▶ [GIVEN EXERCISE] Wherever the string "articles" appears in a line, extract that line.

# Start of RECORDS SHOWN

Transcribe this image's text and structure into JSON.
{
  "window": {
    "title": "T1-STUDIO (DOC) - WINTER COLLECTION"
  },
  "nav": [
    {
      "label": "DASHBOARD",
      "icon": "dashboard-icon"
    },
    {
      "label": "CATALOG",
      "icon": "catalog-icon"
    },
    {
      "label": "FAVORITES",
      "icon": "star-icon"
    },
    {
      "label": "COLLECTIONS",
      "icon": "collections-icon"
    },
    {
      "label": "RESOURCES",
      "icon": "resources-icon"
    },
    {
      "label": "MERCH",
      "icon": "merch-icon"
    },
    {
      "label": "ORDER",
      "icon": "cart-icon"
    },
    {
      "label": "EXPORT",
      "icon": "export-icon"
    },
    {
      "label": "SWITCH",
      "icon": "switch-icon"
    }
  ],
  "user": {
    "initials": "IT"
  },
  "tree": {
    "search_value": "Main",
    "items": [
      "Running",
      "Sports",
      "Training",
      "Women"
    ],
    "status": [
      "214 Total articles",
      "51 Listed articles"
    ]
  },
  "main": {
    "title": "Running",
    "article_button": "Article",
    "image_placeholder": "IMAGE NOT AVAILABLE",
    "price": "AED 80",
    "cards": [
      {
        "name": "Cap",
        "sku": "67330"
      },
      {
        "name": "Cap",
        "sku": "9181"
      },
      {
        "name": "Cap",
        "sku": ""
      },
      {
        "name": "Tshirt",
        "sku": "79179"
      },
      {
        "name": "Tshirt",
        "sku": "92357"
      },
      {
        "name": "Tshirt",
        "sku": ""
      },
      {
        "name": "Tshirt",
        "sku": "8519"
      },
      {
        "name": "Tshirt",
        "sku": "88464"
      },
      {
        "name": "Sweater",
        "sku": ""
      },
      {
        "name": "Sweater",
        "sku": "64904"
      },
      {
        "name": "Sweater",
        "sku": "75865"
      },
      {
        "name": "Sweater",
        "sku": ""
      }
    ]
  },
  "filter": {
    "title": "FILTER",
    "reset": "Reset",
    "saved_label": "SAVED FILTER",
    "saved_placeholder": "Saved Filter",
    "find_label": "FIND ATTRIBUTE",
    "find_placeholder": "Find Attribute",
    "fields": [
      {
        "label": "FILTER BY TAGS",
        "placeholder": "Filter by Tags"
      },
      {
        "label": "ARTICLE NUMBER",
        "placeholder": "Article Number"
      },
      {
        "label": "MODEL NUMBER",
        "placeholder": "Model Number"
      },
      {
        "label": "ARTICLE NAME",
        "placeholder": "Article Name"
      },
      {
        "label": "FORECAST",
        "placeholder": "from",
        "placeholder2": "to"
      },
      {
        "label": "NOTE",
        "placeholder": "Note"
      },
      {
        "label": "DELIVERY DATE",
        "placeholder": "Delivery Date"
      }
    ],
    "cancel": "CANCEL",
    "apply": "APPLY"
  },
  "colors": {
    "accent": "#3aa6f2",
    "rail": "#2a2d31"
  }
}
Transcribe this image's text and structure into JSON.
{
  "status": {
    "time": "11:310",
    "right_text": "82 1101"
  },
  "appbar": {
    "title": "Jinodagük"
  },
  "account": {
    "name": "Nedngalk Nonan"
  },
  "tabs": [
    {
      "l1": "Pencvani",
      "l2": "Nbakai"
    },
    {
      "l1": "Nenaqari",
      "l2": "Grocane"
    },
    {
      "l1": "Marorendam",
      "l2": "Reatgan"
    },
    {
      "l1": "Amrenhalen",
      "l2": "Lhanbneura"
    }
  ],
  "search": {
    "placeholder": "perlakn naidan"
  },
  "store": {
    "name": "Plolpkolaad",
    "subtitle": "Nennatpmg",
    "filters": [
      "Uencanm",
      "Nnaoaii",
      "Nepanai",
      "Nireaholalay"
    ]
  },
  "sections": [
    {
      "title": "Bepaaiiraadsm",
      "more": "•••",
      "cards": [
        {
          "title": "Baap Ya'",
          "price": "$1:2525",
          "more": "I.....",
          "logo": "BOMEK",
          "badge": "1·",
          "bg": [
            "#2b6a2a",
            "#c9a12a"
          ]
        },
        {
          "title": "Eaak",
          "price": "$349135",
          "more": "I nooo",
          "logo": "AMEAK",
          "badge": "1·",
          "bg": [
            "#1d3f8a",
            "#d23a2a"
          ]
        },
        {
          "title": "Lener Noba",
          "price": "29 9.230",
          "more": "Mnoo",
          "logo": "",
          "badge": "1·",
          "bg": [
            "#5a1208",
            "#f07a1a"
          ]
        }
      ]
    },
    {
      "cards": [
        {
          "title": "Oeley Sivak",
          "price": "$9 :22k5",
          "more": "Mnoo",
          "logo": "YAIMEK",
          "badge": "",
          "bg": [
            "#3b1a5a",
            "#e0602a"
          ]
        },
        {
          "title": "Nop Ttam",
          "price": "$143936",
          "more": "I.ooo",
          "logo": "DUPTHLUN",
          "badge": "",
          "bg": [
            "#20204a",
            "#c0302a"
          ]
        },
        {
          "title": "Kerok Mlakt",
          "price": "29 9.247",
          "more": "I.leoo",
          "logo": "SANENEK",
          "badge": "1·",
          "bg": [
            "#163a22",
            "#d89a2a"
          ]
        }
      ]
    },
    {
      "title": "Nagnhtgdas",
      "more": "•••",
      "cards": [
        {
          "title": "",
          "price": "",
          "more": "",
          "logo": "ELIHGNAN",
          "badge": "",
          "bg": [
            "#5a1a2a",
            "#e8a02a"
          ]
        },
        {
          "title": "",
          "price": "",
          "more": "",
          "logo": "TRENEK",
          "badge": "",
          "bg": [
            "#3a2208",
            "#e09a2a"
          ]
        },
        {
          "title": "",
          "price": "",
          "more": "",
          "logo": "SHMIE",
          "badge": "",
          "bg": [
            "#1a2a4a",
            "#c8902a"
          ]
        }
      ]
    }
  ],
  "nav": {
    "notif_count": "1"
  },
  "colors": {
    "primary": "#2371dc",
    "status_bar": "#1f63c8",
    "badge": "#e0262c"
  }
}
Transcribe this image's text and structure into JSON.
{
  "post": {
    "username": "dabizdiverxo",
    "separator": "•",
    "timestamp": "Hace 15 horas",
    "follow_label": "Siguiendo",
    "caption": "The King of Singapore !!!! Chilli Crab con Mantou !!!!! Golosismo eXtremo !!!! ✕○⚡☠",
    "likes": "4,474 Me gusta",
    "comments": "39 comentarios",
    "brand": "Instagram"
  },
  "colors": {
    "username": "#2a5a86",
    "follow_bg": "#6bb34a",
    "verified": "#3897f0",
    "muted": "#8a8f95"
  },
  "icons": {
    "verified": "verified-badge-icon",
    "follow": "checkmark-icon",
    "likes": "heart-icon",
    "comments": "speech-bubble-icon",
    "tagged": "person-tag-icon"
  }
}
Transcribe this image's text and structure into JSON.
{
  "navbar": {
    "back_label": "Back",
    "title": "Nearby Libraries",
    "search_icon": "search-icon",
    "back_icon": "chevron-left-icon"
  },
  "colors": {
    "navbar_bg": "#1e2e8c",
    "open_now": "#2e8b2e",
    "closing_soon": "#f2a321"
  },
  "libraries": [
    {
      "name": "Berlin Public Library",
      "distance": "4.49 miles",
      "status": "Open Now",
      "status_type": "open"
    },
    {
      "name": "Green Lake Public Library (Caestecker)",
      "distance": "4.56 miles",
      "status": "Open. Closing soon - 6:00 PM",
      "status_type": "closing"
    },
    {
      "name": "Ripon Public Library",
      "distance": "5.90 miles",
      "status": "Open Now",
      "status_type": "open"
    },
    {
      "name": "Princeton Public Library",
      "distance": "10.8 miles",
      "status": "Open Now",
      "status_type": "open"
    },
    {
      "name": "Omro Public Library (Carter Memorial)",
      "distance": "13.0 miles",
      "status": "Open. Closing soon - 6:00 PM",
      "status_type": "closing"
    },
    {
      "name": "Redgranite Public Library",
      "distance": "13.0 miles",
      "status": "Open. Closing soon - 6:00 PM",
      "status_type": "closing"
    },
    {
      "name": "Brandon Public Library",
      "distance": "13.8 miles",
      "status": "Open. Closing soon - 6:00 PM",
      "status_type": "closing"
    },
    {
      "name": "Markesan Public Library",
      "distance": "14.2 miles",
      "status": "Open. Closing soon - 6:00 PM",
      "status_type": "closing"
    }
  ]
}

# End of RECORDS SHOWN

▶ [COMPLETE RESPONSE]
      "214 Total articles",
      "51 Listed articles"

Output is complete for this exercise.